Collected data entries

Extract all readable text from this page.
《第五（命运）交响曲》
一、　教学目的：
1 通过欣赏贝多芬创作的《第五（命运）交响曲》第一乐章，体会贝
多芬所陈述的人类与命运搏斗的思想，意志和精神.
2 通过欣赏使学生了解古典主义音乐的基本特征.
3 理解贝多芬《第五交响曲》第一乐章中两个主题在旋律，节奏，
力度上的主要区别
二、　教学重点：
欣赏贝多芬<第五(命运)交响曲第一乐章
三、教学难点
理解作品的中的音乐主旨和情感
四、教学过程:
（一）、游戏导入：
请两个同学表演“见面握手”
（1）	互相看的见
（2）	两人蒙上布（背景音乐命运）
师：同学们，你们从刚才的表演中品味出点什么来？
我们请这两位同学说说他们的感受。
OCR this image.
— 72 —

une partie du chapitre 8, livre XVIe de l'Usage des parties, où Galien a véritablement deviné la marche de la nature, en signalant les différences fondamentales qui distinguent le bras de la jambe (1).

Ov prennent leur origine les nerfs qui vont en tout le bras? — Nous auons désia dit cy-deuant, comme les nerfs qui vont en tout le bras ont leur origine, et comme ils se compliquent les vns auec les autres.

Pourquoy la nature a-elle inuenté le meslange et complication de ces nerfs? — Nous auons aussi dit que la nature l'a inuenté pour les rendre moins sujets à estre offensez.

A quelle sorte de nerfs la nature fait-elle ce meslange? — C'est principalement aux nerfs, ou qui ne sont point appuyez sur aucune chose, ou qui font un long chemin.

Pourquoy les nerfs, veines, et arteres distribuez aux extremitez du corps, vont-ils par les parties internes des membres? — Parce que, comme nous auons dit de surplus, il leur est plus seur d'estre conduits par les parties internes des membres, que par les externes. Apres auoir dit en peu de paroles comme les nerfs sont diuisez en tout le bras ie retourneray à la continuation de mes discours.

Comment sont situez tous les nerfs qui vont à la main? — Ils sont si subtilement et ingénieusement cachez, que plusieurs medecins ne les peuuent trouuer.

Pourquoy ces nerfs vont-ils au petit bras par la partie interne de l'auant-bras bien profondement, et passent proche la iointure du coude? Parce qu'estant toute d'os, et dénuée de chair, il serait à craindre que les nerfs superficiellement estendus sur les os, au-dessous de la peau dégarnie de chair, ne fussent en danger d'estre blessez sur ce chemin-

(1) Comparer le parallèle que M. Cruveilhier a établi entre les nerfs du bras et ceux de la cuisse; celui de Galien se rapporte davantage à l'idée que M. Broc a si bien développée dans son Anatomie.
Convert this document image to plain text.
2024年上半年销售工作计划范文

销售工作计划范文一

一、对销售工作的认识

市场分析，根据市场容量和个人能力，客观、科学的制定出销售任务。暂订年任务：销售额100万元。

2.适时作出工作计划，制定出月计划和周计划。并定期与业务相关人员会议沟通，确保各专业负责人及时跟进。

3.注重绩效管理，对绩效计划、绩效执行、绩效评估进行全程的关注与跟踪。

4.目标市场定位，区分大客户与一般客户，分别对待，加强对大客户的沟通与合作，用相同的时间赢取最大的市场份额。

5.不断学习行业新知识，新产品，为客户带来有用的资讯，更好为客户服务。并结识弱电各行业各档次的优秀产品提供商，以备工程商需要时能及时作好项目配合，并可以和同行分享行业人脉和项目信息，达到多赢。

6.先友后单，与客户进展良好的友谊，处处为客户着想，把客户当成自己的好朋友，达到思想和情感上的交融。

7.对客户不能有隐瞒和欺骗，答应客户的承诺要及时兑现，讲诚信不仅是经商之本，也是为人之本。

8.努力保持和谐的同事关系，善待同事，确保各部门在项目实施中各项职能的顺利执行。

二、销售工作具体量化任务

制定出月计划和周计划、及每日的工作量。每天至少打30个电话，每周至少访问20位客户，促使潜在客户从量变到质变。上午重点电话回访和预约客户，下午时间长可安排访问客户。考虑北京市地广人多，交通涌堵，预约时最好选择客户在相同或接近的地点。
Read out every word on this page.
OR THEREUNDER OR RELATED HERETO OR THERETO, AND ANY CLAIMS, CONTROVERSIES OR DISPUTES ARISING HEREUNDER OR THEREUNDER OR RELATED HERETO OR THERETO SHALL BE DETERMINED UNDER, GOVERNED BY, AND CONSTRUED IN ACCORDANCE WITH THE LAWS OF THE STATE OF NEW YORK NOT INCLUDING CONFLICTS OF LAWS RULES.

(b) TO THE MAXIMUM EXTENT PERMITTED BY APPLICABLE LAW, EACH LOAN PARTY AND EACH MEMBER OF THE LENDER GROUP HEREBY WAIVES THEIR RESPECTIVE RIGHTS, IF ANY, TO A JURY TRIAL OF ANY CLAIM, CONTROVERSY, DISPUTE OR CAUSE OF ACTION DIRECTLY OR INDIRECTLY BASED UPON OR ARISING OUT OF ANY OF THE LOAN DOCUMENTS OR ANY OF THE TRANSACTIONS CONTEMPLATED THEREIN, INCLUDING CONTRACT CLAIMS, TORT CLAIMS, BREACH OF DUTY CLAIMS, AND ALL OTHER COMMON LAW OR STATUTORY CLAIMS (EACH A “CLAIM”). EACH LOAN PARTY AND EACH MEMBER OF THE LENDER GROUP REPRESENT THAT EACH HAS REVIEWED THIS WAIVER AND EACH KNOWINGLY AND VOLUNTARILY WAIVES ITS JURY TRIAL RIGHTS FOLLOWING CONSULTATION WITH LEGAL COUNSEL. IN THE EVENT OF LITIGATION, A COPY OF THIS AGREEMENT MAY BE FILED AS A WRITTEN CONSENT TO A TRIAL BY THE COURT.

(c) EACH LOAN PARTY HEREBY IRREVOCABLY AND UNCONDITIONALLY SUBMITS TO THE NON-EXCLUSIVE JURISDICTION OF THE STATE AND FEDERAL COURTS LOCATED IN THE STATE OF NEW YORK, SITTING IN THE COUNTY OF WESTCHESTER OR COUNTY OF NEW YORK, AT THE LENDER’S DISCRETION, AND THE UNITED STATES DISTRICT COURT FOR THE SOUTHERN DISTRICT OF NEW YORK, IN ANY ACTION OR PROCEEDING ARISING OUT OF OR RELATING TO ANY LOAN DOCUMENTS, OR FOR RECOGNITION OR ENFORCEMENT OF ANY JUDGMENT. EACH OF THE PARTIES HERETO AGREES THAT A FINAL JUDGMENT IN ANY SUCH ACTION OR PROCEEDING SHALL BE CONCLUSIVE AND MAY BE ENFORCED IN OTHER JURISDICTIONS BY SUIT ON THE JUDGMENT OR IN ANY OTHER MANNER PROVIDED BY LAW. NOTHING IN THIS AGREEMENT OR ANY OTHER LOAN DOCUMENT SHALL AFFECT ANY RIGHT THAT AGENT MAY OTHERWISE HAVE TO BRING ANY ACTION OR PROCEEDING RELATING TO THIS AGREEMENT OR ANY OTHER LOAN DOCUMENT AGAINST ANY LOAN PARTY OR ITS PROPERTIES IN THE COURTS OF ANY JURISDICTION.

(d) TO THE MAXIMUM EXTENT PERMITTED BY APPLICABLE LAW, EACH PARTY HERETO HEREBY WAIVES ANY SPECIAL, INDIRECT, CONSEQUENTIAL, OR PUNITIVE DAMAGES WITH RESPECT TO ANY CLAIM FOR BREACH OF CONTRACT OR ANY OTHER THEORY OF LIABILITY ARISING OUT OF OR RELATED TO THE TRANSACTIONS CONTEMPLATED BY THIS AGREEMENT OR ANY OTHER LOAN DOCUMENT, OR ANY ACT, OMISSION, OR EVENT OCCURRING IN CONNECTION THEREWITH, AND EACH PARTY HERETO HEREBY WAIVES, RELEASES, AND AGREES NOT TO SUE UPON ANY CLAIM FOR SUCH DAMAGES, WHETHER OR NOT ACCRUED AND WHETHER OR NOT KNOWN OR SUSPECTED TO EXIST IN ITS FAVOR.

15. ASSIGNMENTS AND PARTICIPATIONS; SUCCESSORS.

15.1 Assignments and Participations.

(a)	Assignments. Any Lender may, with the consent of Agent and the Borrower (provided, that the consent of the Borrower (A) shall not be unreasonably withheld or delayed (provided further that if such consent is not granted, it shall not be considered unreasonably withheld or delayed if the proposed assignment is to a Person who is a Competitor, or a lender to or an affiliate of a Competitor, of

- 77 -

--- PROBLEM ---
Which lines of the data above contain "WAIVES"? Copy each one.

--- THE COMPLETED TASK ---
(b) TO THE MAXIMUM EXTENT PERMITTED BY APPLICABLE LAW, EACH LOAN PARTY AND EACH MEMBER OF THE LENDER GROUP HEREBY WAIVES THEIR RESPECTIVE RIGHTS, IF ANY, TO A JURY TRIAL OF ANY CLAIM, CONTROVERSY, DISPUTE OR CAUSE OF ACTION DIRECTLY OR INDIRECTLY BASED UPON OR ARISING OUT OF ANY OF THE LOAN DOCUMENTS OR ANY OF THE TRANSACTIONS CONTEMPLATED THEREIN, INCLUDING CONTRACT CLAIMS, TORT CLAIMS, BREACH OF DUTY CLAIMS, AND ALL OTHER COMMON LAW OR STATUTORY CLAIMS (EACH A “CLAIM”). EACH LOAN PARTY AND EACH MEMBER OF THE LENDER GROUP REPRESENT THAT EACH HAS REVIEWED THIS WAIVER AND EACH KNOWINGLY AND VOLUNTARILY WAIVES ITS JURY TRIAL RIGHTS FOLLOWING CONSULTATION WITH LEGAL COUNSEL. IN THE EVENT OF LITIGATION, A COPY OF THIS AGREEMENT MAY BE FILED AS A WRITTEN CONSENT TO A TRIAL BY THE COURT.
(d) TO THE MAXIMUM EXTENT PERMITTED BY APPLICABLE LAW, EACH PARTY HERETO HEREBY WAIVES ANY SPECIAL, INDIRECT, CONSEQUENTIAL, OR PUNITIVE DAMAGES WITH RESPECT TO ANY CLAIM FOR BREACH OF CONTRACT OR ANY OTHER THEORY OF LIABILITY ARISING OUT OF OR RELATED TO THE TRANSACTIONS CONTEMPLATED BY THIS AGREEMENT OR ANY OTHER LOAN DOCUMENT, OR ANY ACT, OMISSION, OR EVENT OCCURRING IN CONNECTION THEREWITH, AND EACH PARTY HERETO HEREBY WAIVES, RELEASES, AND AGREES NOT TO SUE UPON ANY CLAIM FOR SUCH DAMAGES, WHETHER OR NOT ACCRUED AND WHETHER OR NOT KNOWN OR SUSPECTED TO EXIST IN ITS FAVOR.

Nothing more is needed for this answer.